** start **

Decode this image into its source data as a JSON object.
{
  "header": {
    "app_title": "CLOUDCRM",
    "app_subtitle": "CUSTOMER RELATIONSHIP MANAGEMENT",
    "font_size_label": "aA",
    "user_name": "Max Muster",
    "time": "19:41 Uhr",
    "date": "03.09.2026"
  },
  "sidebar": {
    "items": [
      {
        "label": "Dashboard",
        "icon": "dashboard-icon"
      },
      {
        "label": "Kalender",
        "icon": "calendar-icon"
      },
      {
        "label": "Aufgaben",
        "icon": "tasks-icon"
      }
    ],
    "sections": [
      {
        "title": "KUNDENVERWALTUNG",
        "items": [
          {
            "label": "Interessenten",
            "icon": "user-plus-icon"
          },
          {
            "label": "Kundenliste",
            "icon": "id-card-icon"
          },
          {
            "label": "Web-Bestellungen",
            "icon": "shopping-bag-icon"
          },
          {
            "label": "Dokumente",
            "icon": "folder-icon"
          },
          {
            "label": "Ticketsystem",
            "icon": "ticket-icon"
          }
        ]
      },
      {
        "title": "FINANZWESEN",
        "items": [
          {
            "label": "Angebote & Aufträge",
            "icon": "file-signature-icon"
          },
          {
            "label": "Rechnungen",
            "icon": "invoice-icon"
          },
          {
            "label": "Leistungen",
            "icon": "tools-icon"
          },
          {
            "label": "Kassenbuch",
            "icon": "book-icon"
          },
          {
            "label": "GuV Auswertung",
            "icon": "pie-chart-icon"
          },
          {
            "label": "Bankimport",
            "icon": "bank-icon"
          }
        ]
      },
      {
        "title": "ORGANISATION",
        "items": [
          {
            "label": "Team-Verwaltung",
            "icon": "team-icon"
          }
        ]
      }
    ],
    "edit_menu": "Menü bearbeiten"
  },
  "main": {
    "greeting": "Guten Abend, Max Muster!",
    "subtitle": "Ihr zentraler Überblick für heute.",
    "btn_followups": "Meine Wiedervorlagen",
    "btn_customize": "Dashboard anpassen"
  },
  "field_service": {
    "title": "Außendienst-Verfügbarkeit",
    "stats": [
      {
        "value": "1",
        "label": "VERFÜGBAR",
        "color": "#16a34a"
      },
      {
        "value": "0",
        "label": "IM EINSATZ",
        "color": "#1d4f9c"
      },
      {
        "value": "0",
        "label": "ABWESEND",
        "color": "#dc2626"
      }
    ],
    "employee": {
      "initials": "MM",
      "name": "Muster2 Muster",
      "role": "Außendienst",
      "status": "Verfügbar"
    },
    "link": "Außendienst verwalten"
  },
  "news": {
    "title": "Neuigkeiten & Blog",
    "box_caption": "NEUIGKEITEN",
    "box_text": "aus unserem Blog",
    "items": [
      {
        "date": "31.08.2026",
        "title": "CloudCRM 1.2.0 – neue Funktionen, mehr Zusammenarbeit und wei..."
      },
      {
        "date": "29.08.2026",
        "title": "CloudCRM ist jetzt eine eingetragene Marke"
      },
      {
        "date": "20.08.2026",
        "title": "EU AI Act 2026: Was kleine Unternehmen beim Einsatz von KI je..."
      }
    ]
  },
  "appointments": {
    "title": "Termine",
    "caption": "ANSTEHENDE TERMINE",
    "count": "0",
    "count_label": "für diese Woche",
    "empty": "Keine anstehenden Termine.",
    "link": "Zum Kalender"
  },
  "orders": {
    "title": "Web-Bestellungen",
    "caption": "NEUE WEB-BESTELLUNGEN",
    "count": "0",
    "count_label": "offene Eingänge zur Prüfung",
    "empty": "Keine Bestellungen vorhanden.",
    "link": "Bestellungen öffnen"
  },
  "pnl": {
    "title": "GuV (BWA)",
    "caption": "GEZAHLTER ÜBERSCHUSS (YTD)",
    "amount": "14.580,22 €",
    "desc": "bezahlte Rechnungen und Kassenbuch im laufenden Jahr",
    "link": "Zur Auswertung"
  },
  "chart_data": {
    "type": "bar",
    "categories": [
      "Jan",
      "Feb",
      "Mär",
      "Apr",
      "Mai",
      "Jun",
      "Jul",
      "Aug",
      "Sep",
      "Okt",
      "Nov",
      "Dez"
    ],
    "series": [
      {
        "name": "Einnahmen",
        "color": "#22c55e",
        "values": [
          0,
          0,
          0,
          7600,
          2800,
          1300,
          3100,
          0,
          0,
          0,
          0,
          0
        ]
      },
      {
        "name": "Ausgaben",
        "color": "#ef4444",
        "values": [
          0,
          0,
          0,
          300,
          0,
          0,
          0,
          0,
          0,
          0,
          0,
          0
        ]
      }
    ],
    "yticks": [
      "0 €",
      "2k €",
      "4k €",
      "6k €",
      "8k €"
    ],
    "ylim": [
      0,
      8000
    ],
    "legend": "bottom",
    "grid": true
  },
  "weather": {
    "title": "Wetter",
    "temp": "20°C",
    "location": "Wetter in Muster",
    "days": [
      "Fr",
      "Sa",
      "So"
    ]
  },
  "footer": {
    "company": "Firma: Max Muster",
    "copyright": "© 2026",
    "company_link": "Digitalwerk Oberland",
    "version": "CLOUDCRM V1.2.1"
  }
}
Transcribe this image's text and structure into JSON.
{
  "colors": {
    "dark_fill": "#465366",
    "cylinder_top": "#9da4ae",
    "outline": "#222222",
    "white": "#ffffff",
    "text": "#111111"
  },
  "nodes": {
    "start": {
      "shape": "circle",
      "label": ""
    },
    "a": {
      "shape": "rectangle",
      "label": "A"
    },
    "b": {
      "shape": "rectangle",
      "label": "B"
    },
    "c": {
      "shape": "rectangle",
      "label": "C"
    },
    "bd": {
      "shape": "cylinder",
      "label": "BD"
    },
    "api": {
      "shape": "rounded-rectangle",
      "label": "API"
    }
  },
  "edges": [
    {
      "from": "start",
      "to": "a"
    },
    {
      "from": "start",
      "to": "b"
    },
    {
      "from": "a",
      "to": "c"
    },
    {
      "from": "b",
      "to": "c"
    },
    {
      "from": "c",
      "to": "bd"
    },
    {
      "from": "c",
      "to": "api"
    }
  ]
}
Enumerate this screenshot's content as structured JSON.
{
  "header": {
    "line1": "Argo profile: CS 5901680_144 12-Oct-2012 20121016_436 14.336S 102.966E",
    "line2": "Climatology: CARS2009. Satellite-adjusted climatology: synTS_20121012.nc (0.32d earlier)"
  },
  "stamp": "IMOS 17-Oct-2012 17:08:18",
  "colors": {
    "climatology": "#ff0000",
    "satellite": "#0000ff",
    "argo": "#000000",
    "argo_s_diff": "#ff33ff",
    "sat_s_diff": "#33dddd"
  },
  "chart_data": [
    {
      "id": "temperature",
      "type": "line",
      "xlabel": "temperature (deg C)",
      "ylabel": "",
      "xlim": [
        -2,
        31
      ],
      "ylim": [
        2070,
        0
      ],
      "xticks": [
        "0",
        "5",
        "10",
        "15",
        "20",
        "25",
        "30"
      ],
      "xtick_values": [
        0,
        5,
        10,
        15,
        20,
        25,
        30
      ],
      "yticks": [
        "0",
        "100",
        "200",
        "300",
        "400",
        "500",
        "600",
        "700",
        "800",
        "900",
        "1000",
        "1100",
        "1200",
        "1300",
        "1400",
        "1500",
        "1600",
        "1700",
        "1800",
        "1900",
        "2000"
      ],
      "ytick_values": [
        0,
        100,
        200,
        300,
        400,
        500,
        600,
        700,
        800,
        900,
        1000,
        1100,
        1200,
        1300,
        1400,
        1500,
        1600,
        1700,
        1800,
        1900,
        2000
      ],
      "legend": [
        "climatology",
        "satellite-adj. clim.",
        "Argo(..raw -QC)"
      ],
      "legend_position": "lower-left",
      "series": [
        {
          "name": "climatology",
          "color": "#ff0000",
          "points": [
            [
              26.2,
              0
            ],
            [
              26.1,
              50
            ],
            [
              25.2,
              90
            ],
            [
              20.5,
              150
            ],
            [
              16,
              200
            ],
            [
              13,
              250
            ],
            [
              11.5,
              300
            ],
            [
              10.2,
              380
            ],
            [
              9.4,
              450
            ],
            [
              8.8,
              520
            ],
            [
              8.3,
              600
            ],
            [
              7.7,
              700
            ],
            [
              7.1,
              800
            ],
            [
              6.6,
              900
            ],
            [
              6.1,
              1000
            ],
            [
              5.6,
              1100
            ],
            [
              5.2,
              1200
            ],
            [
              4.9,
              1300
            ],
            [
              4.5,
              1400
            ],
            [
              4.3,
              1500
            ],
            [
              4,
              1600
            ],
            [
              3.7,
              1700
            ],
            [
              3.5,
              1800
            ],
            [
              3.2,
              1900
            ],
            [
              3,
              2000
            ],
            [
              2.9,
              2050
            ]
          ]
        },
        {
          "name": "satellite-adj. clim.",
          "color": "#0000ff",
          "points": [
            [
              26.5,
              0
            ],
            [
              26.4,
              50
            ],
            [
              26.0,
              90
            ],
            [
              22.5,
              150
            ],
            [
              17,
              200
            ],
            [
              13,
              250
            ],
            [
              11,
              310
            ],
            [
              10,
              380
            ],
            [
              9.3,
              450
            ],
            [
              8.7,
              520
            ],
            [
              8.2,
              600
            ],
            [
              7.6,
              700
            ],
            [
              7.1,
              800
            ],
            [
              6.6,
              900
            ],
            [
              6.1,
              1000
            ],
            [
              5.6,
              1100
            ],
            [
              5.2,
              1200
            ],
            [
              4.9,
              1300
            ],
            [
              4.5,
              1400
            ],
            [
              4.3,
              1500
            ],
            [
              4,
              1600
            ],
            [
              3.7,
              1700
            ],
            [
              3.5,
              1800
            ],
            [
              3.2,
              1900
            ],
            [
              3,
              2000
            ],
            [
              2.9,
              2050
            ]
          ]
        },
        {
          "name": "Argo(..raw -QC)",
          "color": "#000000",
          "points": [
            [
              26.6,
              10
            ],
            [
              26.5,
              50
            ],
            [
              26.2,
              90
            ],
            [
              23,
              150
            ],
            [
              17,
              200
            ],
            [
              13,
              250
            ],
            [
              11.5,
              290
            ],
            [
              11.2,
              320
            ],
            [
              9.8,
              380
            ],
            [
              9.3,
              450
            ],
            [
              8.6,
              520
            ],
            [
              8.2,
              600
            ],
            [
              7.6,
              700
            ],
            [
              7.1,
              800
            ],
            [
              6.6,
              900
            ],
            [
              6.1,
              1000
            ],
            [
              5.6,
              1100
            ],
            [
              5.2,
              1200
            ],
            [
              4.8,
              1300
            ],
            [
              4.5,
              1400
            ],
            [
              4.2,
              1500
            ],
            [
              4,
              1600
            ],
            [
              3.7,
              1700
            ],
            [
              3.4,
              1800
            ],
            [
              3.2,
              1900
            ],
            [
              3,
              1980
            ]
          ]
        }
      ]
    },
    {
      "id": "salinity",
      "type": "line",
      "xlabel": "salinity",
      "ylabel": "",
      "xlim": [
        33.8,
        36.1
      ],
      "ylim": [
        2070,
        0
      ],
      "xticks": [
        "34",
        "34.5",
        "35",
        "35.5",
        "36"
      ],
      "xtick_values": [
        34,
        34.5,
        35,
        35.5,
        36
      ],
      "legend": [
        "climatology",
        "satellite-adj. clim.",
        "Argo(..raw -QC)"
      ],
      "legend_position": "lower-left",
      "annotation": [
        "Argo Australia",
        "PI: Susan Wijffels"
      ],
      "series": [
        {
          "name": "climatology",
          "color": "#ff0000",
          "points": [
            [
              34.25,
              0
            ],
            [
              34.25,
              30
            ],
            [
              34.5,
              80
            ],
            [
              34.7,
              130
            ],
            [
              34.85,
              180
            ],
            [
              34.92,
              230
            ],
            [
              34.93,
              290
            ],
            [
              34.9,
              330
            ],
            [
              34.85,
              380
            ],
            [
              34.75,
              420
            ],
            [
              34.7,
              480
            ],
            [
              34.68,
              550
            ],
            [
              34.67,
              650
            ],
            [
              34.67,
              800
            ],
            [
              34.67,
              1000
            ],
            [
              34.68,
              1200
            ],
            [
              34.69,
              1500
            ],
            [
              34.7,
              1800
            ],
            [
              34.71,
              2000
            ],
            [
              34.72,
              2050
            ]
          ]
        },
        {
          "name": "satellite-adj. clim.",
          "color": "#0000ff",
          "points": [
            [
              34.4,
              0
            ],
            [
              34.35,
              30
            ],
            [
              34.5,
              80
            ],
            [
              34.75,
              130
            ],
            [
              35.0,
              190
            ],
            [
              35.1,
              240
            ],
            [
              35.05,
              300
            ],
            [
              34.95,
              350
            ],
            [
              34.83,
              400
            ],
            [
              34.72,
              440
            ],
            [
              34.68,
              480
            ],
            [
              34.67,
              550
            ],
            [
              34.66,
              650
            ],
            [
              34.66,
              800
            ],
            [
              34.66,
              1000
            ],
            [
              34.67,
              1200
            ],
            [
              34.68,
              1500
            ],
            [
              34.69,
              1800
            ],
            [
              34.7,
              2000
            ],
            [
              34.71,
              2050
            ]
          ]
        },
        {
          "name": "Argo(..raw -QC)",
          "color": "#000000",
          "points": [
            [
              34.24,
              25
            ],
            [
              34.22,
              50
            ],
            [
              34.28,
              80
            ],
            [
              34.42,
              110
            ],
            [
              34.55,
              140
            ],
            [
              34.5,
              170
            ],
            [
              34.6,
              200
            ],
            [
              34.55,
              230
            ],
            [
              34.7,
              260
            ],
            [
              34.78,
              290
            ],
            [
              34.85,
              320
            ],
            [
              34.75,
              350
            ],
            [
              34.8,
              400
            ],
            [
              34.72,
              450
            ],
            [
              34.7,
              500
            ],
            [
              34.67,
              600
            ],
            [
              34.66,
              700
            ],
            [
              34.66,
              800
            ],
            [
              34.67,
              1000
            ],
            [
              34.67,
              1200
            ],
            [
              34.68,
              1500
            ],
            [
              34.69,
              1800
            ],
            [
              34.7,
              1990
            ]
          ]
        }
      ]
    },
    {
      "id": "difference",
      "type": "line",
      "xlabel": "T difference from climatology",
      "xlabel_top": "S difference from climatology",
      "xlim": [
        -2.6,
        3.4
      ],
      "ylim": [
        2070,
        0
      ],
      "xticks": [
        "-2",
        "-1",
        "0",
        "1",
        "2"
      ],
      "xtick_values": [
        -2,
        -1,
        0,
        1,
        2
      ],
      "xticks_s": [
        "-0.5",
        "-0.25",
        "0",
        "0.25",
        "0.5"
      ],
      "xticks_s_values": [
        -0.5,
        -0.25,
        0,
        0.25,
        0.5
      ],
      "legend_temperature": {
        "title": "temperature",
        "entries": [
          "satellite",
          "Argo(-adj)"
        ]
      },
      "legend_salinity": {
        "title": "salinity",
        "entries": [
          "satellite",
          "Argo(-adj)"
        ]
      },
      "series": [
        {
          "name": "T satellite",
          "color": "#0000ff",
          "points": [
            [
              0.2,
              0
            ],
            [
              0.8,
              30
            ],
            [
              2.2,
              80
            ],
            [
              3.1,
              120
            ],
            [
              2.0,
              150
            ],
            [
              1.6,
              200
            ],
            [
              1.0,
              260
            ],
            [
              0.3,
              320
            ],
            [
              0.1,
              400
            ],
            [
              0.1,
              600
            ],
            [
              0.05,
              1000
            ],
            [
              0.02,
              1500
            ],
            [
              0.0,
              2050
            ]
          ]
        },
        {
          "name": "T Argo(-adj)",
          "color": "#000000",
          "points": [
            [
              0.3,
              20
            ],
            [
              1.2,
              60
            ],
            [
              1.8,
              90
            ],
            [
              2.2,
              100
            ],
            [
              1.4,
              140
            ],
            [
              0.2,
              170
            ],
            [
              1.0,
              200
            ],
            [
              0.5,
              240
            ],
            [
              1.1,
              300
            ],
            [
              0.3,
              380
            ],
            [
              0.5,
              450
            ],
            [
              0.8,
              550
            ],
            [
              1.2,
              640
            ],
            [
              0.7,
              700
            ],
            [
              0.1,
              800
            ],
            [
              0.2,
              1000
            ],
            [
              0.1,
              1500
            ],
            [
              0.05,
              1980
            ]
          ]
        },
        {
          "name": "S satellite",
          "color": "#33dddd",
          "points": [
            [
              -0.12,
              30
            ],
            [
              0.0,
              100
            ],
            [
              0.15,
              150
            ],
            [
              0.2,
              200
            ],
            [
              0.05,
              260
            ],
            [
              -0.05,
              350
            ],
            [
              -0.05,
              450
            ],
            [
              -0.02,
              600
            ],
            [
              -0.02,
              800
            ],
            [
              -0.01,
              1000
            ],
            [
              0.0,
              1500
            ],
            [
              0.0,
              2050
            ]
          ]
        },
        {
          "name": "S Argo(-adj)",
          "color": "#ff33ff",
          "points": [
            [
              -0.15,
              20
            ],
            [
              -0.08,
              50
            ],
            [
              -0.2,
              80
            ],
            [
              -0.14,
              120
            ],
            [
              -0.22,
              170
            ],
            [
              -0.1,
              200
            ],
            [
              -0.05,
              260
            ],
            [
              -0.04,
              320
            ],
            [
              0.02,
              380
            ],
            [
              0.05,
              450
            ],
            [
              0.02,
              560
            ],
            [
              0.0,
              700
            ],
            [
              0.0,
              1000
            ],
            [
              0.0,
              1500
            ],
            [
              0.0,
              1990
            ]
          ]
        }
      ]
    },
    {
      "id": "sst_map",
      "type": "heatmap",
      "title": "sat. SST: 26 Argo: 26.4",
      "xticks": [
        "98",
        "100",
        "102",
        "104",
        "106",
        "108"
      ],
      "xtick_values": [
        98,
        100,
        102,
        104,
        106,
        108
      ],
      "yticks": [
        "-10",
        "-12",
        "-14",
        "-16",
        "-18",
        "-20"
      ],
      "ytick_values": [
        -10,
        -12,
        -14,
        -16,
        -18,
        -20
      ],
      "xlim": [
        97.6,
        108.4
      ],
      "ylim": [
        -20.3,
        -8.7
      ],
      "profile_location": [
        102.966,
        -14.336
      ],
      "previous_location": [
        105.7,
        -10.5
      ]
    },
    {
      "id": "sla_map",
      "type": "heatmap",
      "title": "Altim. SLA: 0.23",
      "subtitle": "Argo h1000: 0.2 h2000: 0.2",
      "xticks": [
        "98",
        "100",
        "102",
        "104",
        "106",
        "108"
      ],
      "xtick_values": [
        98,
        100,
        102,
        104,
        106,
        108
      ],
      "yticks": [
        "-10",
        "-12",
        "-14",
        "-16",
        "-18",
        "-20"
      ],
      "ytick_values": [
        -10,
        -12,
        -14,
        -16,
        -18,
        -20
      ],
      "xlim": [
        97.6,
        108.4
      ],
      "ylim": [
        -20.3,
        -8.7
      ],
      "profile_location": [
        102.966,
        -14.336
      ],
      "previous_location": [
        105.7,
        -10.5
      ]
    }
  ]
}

** end **

### [STATED EXERCISE]
Go through the listing above and list every line that has the word "Außendienst".

### [OUTPUT OF THE EXERCISE]
    "title": "Außendienst-Verfügbarkeit",
      "role": "Außendienst",
    "link": "Außendienst verwalten"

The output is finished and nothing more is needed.